* Task details: Pictures don't belong in the copy; print all the records exactly.

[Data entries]
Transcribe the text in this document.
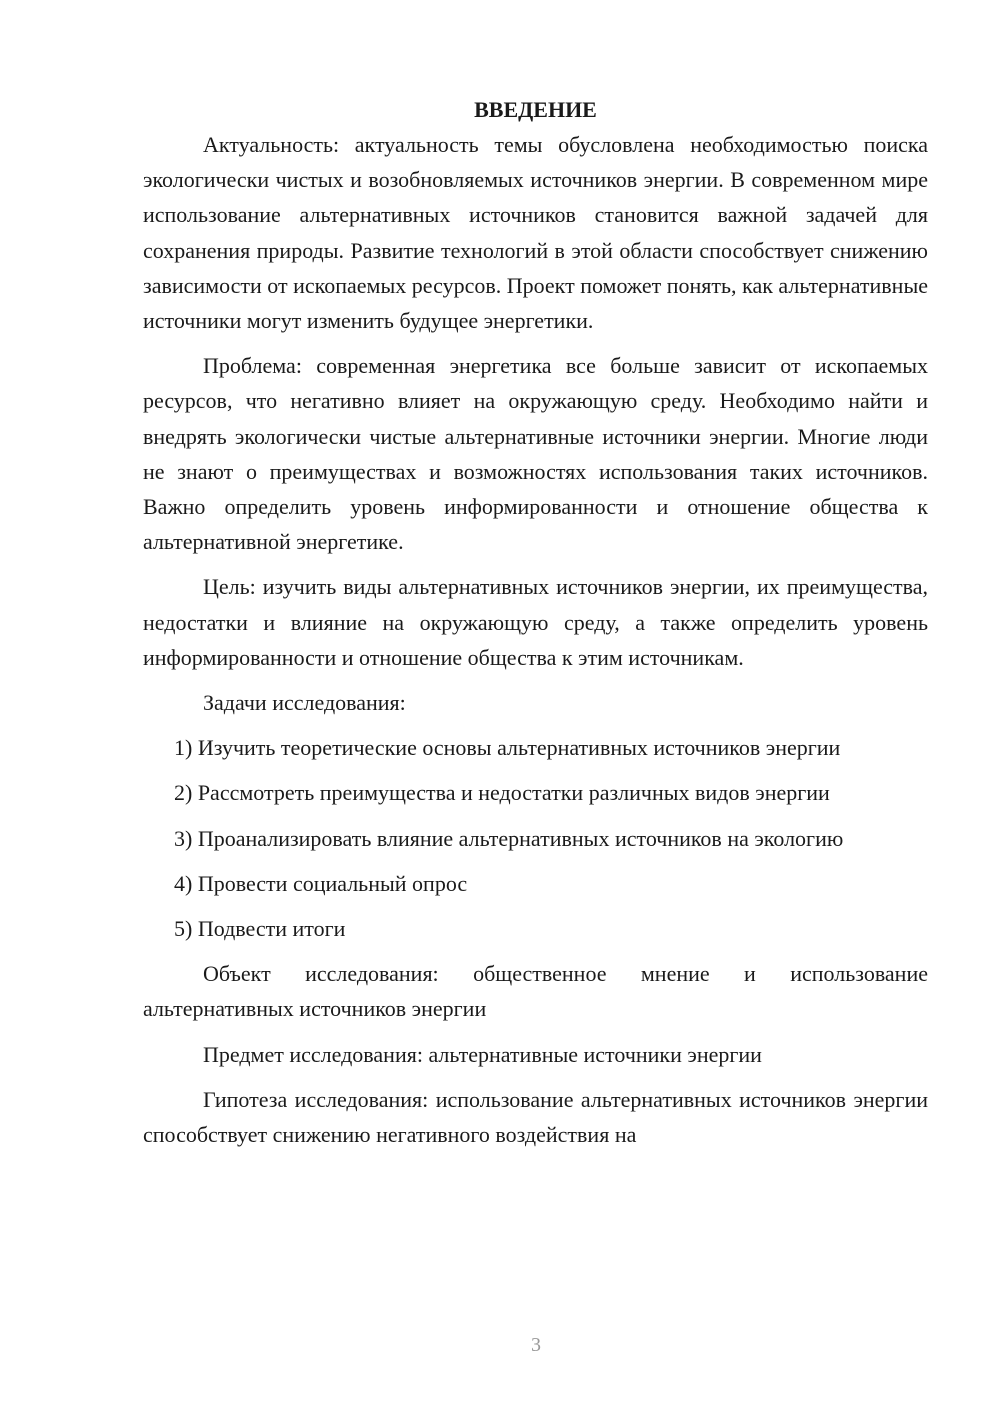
ВВЕДЕНИЕ

Актуальность: актуальность темы обусловлена необходимостью поиска экологически чистых и возобновляемых источников энергии. В современном мире использование альтернативных источников становится важной задачей для сохранения природы. Развитие технологий в этой области способствует снижению зависимости от ископаемых ресурсов. Проект поможет понять, как альтернативные источники могут изменить будущее энергетики.

Проблема: современная энергетика все больше зависит от ископаемых ресурсов, что негативно влияет на окружающую среду. Необходимо найти и внедрять экологически чистые альтернативные источники энергии. Многие люди не знают о преимуществах и возможностях использования таких источников. Важно определить уровень информированности и отношение общества к альтернативной энергетике.

Цель: изучить виды альтернативных источников энергии, их преимущества, недостатки и влияние на окружающую среду, а также определить уровень информированности и отношение общества к этим источникам.

Задачи исследования:

1) Изучить теоретические основы альтернативных источников энергии

2) Рассмотреть преимущества и недостатки различных видов энергии

3) Проанализировать влияние альтернативных источников на экологию

4) Провести социальный опрос

5) Подвести итоги

Объект исследования: общественное мнение и использование альтернативных источников энергии

Предмет исследования: альтернативные источники энергии

Гипотеза исследования: использование альтернативных источников энергии способствует снижению негативного воздействия на

3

* Response:
Transcribe the text in this document.
ВВЕДЕНИЕ

Актуальность: актуальность темы обусловлена необходимостью поиска экологически чистых и возобновляемых источников энергии. В современном мире использование альтернативных источников становится важной задачей для сохранения природы. Развитие технологий в этой области способствует снижению зависимости от ископаемых ресурсов. Проект поможет понять, как альтернативные источники могут изменить будущее энергетики.

Проблема: современная энергетика все больше зависит от ископаемых ресурсов, что негативно влияет на окружающую среду. Необходимо найти и внедрять экологически чистые альтернативные источники энергии. Многие люди не знают о преимуществах и возможностях использования таких источников. Важно определить уровень информированности и отношение общества к альтернативной энергетике.

Цель: изучить виды альтернативных источников энергии, их преимущества, недостатки и влияние на окружающую среду, а также определить уровень информированности и отношение общества к этим источникам.

Задачи исследования:

1) Изучить теоретические основы альтернативных источников энергии

2) Рассмотреть преимущества и недостатки различных видов энергии

3) Проанализировать влияние альтернативных источников на экологию

4) Провести социальный опрос

5) Подвести итоги

Объект исследования: общественное мнение и использование альтернативных источников энергии

Предмет исследования: альтернативные источники энергии

Гипотеза исследования: использование альтернативных источников энергии способствует снижению негативного воздействия на

3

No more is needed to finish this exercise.